--- Begin ---

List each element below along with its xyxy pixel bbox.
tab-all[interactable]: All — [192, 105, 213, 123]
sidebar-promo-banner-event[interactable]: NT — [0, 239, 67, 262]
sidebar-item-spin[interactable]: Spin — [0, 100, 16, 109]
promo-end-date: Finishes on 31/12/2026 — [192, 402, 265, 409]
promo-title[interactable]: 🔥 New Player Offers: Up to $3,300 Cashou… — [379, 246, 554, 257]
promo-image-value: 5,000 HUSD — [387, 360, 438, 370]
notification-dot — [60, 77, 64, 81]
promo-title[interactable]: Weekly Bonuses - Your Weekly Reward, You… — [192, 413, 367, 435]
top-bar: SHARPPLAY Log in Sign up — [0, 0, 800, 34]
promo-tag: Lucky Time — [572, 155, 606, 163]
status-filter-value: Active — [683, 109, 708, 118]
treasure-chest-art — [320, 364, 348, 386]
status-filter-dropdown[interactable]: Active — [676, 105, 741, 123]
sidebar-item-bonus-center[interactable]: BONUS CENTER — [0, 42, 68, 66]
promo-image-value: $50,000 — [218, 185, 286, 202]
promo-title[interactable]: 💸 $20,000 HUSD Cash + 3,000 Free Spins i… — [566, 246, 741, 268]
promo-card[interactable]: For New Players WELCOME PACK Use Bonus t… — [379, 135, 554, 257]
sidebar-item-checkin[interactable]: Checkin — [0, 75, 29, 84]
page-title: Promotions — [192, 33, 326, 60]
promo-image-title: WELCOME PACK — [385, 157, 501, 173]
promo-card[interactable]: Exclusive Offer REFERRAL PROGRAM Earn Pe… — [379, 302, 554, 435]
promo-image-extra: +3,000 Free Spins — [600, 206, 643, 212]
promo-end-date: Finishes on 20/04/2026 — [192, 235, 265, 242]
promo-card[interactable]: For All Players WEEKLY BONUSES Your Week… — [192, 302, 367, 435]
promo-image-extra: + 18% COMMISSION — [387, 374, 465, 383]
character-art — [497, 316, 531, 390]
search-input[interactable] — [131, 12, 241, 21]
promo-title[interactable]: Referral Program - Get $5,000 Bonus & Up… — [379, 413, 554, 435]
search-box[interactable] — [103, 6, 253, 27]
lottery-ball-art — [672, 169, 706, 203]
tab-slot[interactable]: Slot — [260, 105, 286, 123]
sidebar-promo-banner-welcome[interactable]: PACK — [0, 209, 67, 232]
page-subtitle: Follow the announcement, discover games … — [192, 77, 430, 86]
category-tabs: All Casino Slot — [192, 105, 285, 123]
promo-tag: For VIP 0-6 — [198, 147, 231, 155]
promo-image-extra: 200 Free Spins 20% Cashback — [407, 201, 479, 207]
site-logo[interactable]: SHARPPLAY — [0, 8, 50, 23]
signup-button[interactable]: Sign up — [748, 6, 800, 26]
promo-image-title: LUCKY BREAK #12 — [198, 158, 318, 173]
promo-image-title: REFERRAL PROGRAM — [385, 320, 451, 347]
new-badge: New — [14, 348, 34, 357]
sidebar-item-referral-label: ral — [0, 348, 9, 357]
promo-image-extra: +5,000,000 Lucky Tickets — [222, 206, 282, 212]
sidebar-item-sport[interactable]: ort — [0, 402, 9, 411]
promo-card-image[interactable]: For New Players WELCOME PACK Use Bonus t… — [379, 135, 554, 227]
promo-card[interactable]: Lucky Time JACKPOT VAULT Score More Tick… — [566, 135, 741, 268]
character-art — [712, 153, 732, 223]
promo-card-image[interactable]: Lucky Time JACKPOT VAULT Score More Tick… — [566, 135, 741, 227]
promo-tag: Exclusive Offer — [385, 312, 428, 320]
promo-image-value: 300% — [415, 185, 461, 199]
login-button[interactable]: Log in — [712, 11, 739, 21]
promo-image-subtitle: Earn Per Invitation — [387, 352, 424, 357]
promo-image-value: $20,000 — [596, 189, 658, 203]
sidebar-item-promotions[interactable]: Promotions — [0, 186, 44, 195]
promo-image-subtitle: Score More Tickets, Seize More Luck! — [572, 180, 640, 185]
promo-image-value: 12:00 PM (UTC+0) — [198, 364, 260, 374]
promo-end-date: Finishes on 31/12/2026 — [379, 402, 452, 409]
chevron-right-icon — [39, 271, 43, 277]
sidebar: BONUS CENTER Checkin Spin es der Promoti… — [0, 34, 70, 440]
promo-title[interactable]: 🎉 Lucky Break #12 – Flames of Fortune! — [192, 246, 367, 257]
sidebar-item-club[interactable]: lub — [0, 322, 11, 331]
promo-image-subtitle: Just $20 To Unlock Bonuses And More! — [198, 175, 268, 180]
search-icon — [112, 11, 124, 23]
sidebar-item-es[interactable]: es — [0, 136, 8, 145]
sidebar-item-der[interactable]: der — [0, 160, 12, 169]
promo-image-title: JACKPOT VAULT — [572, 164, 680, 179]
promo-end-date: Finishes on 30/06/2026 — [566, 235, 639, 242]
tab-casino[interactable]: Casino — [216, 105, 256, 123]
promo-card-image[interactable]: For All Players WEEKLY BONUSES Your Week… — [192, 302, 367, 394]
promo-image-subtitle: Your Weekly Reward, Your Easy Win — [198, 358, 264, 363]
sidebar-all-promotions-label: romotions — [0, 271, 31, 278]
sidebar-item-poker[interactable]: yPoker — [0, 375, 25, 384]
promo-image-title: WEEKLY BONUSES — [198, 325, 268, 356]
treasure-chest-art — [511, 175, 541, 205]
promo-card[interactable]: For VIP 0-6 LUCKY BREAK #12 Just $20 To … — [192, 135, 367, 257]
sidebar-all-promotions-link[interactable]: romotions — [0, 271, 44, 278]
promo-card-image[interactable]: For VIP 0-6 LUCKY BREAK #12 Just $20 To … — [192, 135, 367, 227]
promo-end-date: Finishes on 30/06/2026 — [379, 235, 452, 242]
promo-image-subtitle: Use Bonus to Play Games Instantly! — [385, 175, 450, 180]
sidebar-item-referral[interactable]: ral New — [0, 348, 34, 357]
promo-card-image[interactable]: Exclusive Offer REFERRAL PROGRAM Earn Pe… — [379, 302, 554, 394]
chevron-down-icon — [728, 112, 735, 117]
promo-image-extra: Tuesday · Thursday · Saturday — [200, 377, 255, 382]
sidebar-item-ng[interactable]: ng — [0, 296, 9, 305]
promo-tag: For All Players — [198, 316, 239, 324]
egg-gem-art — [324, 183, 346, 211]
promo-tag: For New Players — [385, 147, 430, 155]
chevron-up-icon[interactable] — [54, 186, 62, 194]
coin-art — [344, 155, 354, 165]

--- End ---

GIVEN REQUEST -
Return every line of the records above unchanged, character for character.

FINAL RESULT -
List each element below along with its xyxy pixel bbox.
tab-all[interactable]: All — [192, 105, 213, 123]
sidebar-promo-banner-event[interactable]: NT — [0, 239, 67, 262]
sidebar-item-spin[interactable]: Spin — [0, 100, 16, 109]
promo-end-date: Finishes on 31/12/2026 — [192, 402, 265, 409]
promo-title[interactable]: 🔥 New Player Offers: Up to $3,300 Cashou… — [379, 246, 554, 257]
promo-image-value: 5,000 HUSD — [387, 360, 438, 370]
notification-dot — [60, 77, 64, 81]
promo-title[interactable]: Weekly Bonuses - Your Weekly Reward, You… — [192, 413, 367, 435]
top-bar: SHARPPLAY Log in Sign up — [0, 0, 800, 34]
promo-tag: Lucky Time — [572, 155, 606, 163]
status-filter-value: Active — [683, 109, 708, 118]
treasure-chest-art — [320, 364, 348, 386]
status-filter-dropdown[interactable]: Active — [676, 105, 741, 123]
sidebar-item-bonus-center[interactable]: BONUS CENTER — [0, 42, 68, 66]
promo-image-value: $50,000 — [218, 185, 286, 202]
promo-title[interactable]: 💸 $20,000 HUSD Cash + 3,000 Free Spins i… — [566, 246, 741, 268]
promo-card[interactable]: For New Players WELCOME PACK Use Bonus t… — [379, 135, 554, 257]
sidebar-item-checkin[interactable]: Checkin — [0, 75, 29, 84]
page-title: Promotions — [192, 33, 326, 60]
promo-image-title: WELCOME PACK — [385, 157, 501, 173]
promo-card[interactable]: Exclusive Offer REFERRAL PROGRAM Earn Pe… — [379, 302, 554, 435]
promo-image-extra: +3,000 Free Spins — [600, 206, 643, 212]
promo-end-date: Finishes on 20/04/2026 — [192, 235, 265, 242]
promo-card[interactable]: For All Players WEEKLY BONUSES Your Week… — [192, 302, 367, 435]
promo-image-extra: + 18% COMMISSION — [387, 374, 465, 383]
character-art — [497, 316, 531, 390]
search-input[interactable] — [131, 12, 241, 21]
promo-title[interactable]: Referral Program - Get $5,000 Bonus & Up… — [379, 413, 554, 435]
search-box[interactable] — [103, 6, 253, 27]
lottery-ball-art — [672, 169, 706, 203]
tab-slot[interactable]: Slot — [260, 105, 286, 123]
sidebar-promo-banner-welcome[interactable]: PACK — [0, 209, 67, 232]
page-subtitle: Follow the announcement, discover games … — [192, 77, 430, 86]
category-tabs: All Casino Slot — [192, 105, 285, 123]
promo-tag: For VIP 0-6 — [198, 147, 231, 155]
promo-image-extra: 200 Free Spins 20% Cashback — [407, 201, 479, 207]
site-logo[interactable]: SHARPPLAY — [0, 8, 50, 23]
signup-button[interactable]: Sign up — [748, 6, 800, 26]
promo-image-title: LUCKY BREAK #12 — [198, 158, 318, 173]
promo-image-title: REFERRAL PROGRAM — [385, 320, 451, 347]
new-badge: New — [14, 348, 34, 357]
sidebar-item-referral-label: ral — [0, 348, 9, 357]
promo-image-extra: +5,000,000 Lucky Tickets — [222, 206, 282, 212]
sidebar-item-sport[interactable]: ort — [0, 402, 9, 411]
promo-card-image[interactable]: For New Players WELCOME PACK Use Bonus t… — [379, 135, 554, 227]
promo-card[interactable]: Lucky Time JACKPOT VAULT Score More Tick… — [566, 135, 741, 268]
character-art — [712, 153, 732, 223]
promo-card-image[interactable]: Lucky Time JACKPOT VAULT Score More Tick… — [566, 135, 741, 227]
promo-tag: Exclusive Offer — [385, 312, 428, 320]
promo-image-value: 300% — [415, 185, 461, 199]
login-button[interactable]: Log in — [712, 11, 739, 21]
promo-image-subtitle: Earn Per Invitation — [387, 352, 424, 357]
promo-image-value: $20,000 — [596, 189, 658, 203]
sidebar-item-promotions[interactable]: Promotions — [0, 186, 44, 195]
promo-image-subtitle: Score More Tickets, Seize More Luck! — [572, 180, 640, 185]
promo-image-value: 12:00 PM (UTC+0) — [198, 364, 260, 374]
promo-end-date: Finishes on 31/12/2026 — [379, 402, 452, 409]
chevron-right-icon — [39, 271, 43, 277]
sidebar: BONUS CENTER Checkin Spin es der Promoti… — [0, 34, 70, 440]
promo-title[interactable]: 🎉 Lucky Break #12 – Flames of Fortune! — [192, 246, 367, 257]
sidebar-item-club[interactable]: lub — [0, 322, 11, 331]
promo-image-subtitle: Just $20 To Unlock Bonuses And More! — [198, 175, 268, 180]
search-icon — [112, 11, 124, 23]
sidebar-item-es[interactable]: es — [0, 136, 8, 145]
sidebar-item-der[interactable]: der — [0, 160, 12, 169]
promo-image-title: JACKPOT VAULT — [572, 164, 680, 179]
promo-end-date: Finishes on 30/06/2026 — [566, 235, 639, 242]
tab-casino[interactable]: Casino — [216, 105, 256, 123]
promo-card-image[interactable]: For All Players WEEKLY BONUSES Your Week… — [192, 302, 367, 394]
promo-image-subtitle: Your Weekly Reward, Your Easy Win — [198, 358, 264, 363]
sidebar-all-promotions-label: romotions — [0, 271, 31, 278]
sidebar-item-poker[interactable]: yPoker — [0, 375, 25, 384]
promo-image-title: WEEKLY BONUSES — [198, 325, 268, 356]
treasure-chest-art — [511, 175, 541, 205]
promo-card[interactable]: For VIP 0-6 LUCKY BREAK #12 Just $20 To … — [192, 135, 367, 257]
sidebar-all-promotions-link[interactable]: romotions — [0, 271, 44, 278]
promo-card-image[interactable]: For VIP 0-6 LUCKY BREAK #12 Just $20 To … — [192, 135, 367, 227]
promo-end-date: Finishes on 30/06/2026 — [379, 235, 452, 242]
promo-image-subtitle: Use Bonus to Play Games Instantly! — [385, 175, 450, 180]
sidebar-item-referral[interactable]: ral New — [0, 348, 34, 357]
promo-card-image[interactable]: Exclusive Offer REFERRAL PROGRAM Earn Pe… — [379, 302, 554, 394]
chevron-down-icon — [728, 112, 735, 117]
promo-image-extra: Tuesday · Thursday · Saturday — [200, 377, 255, 382]
sidebar-item-ng[interactable]: ng — [0, 296, 9, 305]
promo-tag: For All Players — [198, 316, 239, 324]
egg-gem-art — [324, 183, 346, 211]
promo-tag: For New Players — [385, 147, 430, 155]
chevron-up-icon[interactable] — [54, 186, 62, 194]
coin-art — [344, 155, 354, 165]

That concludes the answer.